[OBJECTIVE] Retype the material that follows, keeping every word as it is.

··· AVAILABLE RECORDS

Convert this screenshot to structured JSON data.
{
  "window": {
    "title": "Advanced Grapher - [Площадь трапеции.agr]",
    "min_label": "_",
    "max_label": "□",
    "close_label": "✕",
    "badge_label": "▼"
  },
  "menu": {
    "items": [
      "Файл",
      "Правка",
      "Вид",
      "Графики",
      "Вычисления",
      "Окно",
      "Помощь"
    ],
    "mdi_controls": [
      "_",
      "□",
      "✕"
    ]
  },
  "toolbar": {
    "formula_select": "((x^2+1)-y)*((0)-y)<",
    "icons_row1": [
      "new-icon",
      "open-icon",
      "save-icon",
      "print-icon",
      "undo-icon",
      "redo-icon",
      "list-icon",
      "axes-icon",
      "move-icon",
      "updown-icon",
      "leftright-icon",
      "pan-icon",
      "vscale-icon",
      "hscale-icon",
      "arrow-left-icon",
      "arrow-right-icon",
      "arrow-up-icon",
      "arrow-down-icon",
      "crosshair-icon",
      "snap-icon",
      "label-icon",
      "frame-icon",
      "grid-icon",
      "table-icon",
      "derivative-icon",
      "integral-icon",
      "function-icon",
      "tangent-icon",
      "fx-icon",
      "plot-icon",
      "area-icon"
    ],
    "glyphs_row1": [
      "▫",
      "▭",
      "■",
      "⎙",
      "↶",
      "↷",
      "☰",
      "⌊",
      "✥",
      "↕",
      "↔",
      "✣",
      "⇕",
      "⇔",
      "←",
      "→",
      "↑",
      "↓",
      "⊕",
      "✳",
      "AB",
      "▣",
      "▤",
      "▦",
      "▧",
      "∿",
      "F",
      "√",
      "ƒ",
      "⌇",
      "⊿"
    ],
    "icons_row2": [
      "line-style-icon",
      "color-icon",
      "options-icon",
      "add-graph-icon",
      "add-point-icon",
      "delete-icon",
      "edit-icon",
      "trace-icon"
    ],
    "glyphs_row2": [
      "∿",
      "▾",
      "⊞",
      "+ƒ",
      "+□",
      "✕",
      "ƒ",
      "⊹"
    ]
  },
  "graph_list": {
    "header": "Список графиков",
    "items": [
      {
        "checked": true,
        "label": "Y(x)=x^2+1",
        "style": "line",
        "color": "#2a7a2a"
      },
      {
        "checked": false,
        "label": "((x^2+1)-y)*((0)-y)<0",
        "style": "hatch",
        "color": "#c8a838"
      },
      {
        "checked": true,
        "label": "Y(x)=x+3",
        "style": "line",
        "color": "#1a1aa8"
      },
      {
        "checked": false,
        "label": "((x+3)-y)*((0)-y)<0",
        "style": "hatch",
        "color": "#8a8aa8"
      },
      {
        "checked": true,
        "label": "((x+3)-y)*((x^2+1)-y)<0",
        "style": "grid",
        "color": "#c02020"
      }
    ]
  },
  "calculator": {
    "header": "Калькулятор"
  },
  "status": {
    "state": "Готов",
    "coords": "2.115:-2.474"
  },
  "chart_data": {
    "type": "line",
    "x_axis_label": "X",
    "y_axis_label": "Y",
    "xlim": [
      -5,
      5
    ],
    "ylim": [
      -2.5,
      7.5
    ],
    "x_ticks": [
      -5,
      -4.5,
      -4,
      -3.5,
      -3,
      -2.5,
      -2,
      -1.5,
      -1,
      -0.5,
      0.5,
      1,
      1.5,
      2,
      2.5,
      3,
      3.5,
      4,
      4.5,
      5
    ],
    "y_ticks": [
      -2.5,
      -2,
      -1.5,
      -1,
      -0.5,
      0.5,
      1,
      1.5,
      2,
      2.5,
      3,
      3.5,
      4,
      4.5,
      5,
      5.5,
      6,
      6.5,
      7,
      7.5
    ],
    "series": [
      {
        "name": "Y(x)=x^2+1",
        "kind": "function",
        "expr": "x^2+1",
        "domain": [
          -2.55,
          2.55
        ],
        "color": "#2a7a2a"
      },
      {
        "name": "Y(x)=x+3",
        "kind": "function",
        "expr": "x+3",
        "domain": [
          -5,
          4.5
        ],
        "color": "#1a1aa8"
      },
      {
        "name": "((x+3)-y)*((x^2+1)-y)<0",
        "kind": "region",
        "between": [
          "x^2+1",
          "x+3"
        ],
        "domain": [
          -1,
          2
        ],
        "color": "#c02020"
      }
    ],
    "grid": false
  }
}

······

[WORKED SOLUTION]
Convert this screenshot to structured JSON data.
{
  "window": {
    "title": "Advanced Grapher - [Площадь трапеции.agr]",
    "min_label": "_",
    "max_label": "□",
    "close_label": "✕",
    "badge_label": "▼"
  },
  "menu": {
    "items": [
      "Файл",
      "Правка",
      "Вид",
      "Графики",
      "Вычисления",
      "Окно",
      "Помощь"
    ],
    "mdi_controls": [
      "_",
      "□",
      "✕"
    ]
  },
  "toolbar": {
    "formula_select": "((x^2+1)-y)*((0)-y)<",
    "icons_row1": [
      "new-icon",
      "open-icon",
      "save-icon",
      "print-icon",
      "undo-icon",
      "redo-icon",
      "list-icon",
      "axes-icon",
      "move-icon",
      "updown-icon",
      "leftright-icon",
      "pan-icon",
      "vscale-icon",
      "hscale-icon",
      "arrow-left-icon",
      "arrow-right-icon",
      "arrow-up-icon",
      "arrow-down-icon",
      "crosshair-icon",
      "snap-icon",
      "label-icon",
      "frame-icon",
      "grid-icon",
      "table-icon",
      "derivative-icon",
      "integral-icon",
      "function-icon",
      "tangent-icon",
      "fx-icon",
      "plot-icon",
      "area-icon"
    ],
    "glyphs_row1": [
      "▫",
      "▭",
      "■",
      "⎙",
      "↶",
      "↷",
      "☰",
      "⌊",
      "✥",
      "↕",
      "↔",
      "✣",
      "⇕",
      "⇔",
      "←",
      "→",
      "↑",
      "↓",
      "⊕",
      "✳",
      "AB",
      "▣",
      "▤",
      "▦",
      "▧",
      "∿",
      "F",
      "√",
      "ƒ",
      "⌇",
      "⊿"
    ],
    "icons_row2": [
      "line-style-icon",
      "color-icon",
      "options-icon",
      "add-graph-icon",
      "add-point-icon",
      "delete-icon",
      "edit-icon",
      "trace-icon"
    ],
    "glyphs_row2": [
      "∿",
      "▾",
      "⊞",
      "+ƒ",
      "+□",
      "✕",
      "ƒ",
      "⊹"
    ]
  },
  "graph_list": {
    "header": "Список графиков",
    "items": [
      {
        "checked": true,
        "label": "Y(x)=x^2+1",
        "style": "line",
        "color": "#2a7a2a"
      },
      {
        "checked": false,
        "label": "((x^2+1)-y)*((0)-y)<0",
        "style": "hatch",
        "color": "#c8a838"
      },
      {
        "checked": true,
        "label": "Y(x)=x+3",
        "style": "line",
        "color": "#1a1aa8"
      },
      {
        "checked": false,
        "label": "((x+3)-y)*((0)-y)<0",
        "style": "hatch",
        "color": "#8a8aa8"
      },
      {
        "checked": true,
        "label": "((x+3)-y)*((x^2+1)-y)<0",
        "style": "grid",
        "color": "#c02020"
      }
    ]
  },
  "calculator": {
    "header": "Калькулятор"
  },
  "status": {
    "state": "Готов",
    "coords": "2.115:-2.474"
  },
  "chart_data": {
    "type": "line",
    "x_axis_label": "X",
    "y_axis_label": "Y",
    "xlim": [
      -5,
      5
    ],
    "ylim": [
      -2.5,
      7.5
    ],
    "x_ticks": [
      -5,
      -4.5,
      -4,
      -3.5,
      -3,
      -2.5,
      -2,
      -1.5,
      -1,
      -0.5,
      0.5,
      1,
      1.5,
      2,
      2.5,
      3,
      3.5,
      4,
      4.5,
      5
    ],
    "y_ticks": [
      -2.5,
      -2,
      -1.5,
      -1,
      -0.5,
      0.5,
      1,
      1.5,
      2,
      2.5,
      3,
      3.5,
      4,
      4.5,
      5,
      5.5,
      6,
      6.5,
      7,
      7.5
    ],
    "series": [
      {
        "name": "Y(x)=x^2+1",
        "kind": "function",
        "expr": "x^2+1",
        "domain": [
          -2.55,
          2.55
        ],
        "color": "#2a7a2a"
      },
      {
        "name": "Y(x)=x+3",
        "kind": "function",
        "expr": "x+3",
        "domain": [
          -5,
          4.5
        ],
        "color": "#1a1aa8"
      },
      {
        "name": "((x+3)-y)*((x^2+1)-y)<0",
        "kind": "region",
        "between": [
          "x^2+1",
          "x+3"
        ],
        "domain": [
          -1,
          2
        ],
        "color": "#c02020"
      }
    ],
    "grid": false
  }
}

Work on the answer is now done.